- [Raw records]
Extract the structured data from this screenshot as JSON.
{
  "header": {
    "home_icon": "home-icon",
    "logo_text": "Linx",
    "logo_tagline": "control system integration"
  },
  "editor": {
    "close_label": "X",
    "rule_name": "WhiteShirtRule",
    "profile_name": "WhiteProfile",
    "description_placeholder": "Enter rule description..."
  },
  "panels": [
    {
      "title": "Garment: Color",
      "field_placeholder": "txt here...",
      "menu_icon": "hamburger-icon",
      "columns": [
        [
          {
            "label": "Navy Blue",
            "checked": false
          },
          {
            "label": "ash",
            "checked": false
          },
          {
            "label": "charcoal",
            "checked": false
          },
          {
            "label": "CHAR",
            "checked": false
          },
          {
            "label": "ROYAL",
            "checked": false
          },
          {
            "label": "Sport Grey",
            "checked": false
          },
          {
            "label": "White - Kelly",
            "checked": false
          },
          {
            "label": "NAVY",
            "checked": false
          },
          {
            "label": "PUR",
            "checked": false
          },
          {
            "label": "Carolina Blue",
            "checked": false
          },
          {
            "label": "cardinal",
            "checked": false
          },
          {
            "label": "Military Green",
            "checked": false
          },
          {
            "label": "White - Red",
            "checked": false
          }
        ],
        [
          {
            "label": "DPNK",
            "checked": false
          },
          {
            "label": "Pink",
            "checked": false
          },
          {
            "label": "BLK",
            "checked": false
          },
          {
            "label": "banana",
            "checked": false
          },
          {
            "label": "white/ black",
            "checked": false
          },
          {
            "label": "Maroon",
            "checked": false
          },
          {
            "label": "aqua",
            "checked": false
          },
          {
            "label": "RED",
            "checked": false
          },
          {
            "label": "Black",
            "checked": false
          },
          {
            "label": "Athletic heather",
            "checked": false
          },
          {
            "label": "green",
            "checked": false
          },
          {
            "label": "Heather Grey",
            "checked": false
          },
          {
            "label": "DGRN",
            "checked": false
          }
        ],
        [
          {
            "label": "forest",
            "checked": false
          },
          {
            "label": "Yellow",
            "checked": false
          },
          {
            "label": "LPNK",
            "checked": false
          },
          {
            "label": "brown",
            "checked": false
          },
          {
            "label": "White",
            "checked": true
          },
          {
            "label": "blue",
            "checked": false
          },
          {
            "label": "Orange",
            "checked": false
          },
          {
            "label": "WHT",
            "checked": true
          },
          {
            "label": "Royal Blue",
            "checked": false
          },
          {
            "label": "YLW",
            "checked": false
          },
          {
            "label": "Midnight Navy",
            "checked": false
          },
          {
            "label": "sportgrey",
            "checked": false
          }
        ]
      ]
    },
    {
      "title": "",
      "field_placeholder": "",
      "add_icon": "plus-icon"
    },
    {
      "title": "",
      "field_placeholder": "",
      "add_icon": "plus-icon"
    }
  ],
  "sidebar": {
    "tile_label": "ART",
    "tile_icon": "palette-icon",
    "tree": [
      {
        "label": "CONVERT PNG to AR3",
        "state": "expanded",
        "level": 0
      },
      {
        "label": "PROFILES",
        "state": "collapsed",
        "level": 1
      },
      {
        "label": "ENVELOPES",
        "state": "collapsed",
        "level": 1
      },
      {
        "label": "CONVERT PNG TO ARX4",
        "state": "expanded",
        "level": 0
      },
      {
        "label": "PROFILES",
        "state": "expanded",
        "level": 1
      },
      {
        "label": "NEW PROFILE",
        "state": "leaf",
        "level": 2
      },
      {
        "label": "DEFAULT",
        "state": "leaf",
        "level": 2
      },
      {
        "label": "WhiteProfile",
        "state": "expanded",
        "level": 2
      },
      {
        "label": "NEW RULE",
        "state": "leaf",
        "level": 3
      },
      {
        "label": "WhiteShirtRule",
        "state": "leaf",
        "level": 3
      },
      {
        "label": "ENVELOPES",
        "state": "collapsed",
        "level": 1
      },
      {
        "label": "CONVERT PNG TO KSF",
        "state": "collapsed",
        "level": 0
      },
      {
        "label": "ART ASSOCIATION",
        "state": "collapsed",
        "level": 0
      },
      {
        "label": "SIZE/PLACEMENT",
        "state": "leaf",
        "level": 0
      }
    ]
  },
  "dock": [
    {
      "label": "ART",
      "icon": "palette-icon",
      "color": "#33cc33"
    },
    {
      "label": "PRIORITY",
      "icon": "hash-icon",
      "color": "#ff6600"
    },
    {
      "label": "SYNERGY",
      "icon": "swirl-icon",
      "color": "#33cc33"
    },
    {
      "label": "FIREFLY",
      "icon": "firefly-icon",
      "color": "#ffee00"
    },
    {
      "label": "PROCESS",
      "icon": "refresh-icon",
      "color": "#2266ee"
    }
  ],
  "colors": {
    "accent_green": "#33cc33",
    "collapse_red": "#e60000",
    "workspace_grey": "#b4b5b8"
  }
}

- [Prompt] Write out every entry again exactly, please, with nothing missing.

- [Output of the task]
Extract the structured data from this screenshot as JSON.
{
  "header": {
    "home_icon": "home-icon",
    "logo_text": "Linx",
    "logo_tagline": "control system integration"
  },
  "editor": {
    "close_label": "X",
    "rule_name": "WhiteShirtRule",
    "profile_name": "WhiteProfile",
    "description_placeholder": "Enter rule description..."
  },
  "panels": [
    {
      "title": "Garment: Color",
      "field_placeholder": "txt here...",
      "menu_icon": "hamburger-icon",
      "columns": [
        [
          {
            "label": "Navy Blue",
            "checked": false
          },
          {
            "label": "ash",
            "checked": false
          },
          {
            "label": "charcoal",
            "checked": false
          },
          {
            "label": "CHAR",
            "checked": false
          },
          {
            "label": "ROYAL",
            "checked": false
          },
          {
            "label": "Sport Grey",
            "checked": false
          },
          {
            "label": "White - Kelly",
            "checked": false
          },
          {
            "label": "NAVY",
            "checked": false
          },
          {
            "label": "PUR",
            "checked": false
          },
          {
            "label": "Carolina Blue",
            "checked": false
          },
          {
            "label": "cardinal",
            "checked": false
          },
          {
            "label": "Military Green",
            "checked": false
          },
          {
            "label": "White - Red",
            "checked": false
          }
        ],
        [
          {
            "label": "DPNK",
            "checked": false
          },
          {
            "label": "Pink",
            "checked": false
          },
          {
            "label": "BLK",
            "checked": false
          },
          {
            "label": "banana",
            "checked": false
          },
          {
            "label": "white/ black",
            "checked": false
          },
          {
            "label": "Maroon",
            "checked": false
          },
          {
            "label": "aqua",
            "checked": false
          },
          {
            "label": "RED",
            "checked": false
          },
          {
            "label": "Black",
            "checked": false
          },
          {
            "label": "Athletic heather",
            "checked": false
          },
          {
            "label": "green",
            "checked": false
          },
          {
            "label": "Heather Grey",
            "checked": false
          },
          {
            "label": "DGRN",
            "checked": false
          }
        ],
        [
          {
            "label": "forest",
            "checked": false
          },
          {
            "label": "Yellow",
            "checked": false
          },
          {
            "label": "LPNK",
            "checked": false
          },
          {
            "label": "brown",
            "checked": false
          },
          {
            "label": "White",
            "checked": true
          },
          {
            "label": "blue",
            "checked": false
          },
          {
            "label": "Orange",
            "checked": false
          },
          {
            "label": "WHT",
            "checked": true
          },
          {
            "label": "Royal Blue",
            "checked": false
          },
          {
            "label": "YLW",
            "checked": false
          },
          {
            "label": "Midnight Navy",
            "checked": false
          },
          {
            "label": "sportgrey",
            "checked": false
          }
        ]
      ]
    },
    {
      "title": "",
      "field_placeholder": "",
      "add_icon": "plus-icon"
    },
    {
      "title": "",
      "field_placeholder": "",
      "add_icon": "plus-icon"
    }
  ],
  "sidebar": {
    "tile_label": "ART",
    "tile_icon": "palette-icon",
    "tree": [
      {
        "label": "CONVERT PNG to AR3",
        "state": "expanded",
        "level": 0
      },
      {
        "label": "PROFILES",
        "state": "collapsed",
        "level": 1
      },
      {
        "label": "ENVELOPES",
        "state": "collapsed",
        "level": 1
      },
      {
        "label": "CONVERT PNG TO ARX4",
        "state": "expanded",
        "level": 0
      },
      {
        "label": "PROFILES",
        "state": "expanded",
        "level": 1
      },
      {
        "label": "NEW PROFILE",
        "state": "leaf",
        "level": 2
      },
      {
        "label": "DEFAULT",
        "state": "leaf",
        "level": 2
      },
      {
        "label": "WhiteProfile",
        "state": "expanded",
        "level": 2
      },
      {
        "label": "NEW RULE",
        "state": "leaf",
        "level": 3
      },
      {
        "label": "WhiteShirtRule",
        "state": "leaf",
        "level": 3
      },
      {
        "label": "ENVELOPES",
        "state": "collapsed",
        "level": 1
      },
      {
        "label": "CONVERT PNG TO KSF",
        "state": "collapsed",
        "level": 0
      },
      {
        "label": "ART ASSOCIATION",
        "state": "collapsed",
        "level": 0
      },
      {
        "label": "SIZE/PLACEMENT",
        "state": "leaf",
        "level": 0
      }
    ]
  },
  "dock": [
    {
      "label": "ART",
      "icon": "palette-icon",
      "color": "#33cc33"
    },
    {
      "label": "PRIORITY",
      "icon": "hash-icon",
      "color": "#ff6600"
    },
    {
      "label": "SYNERGY",
      "icon": "swirl-icon",
      "color": "#33cc33"
    },
    {
      "label": "FIREFLY",
      "icon": "firefly-icon",
      "color": "#ffee00"
    },
    {
      "label": "PROCESS",
      "icon": "refresh-icon",
      "color": "#2266ee"
    }
  ],
  "colors": {
    "accent_green": "#33cc33",
    "collapse_red": "#e60000",
    "workspace_grey": "#b4b5b8"
  }
}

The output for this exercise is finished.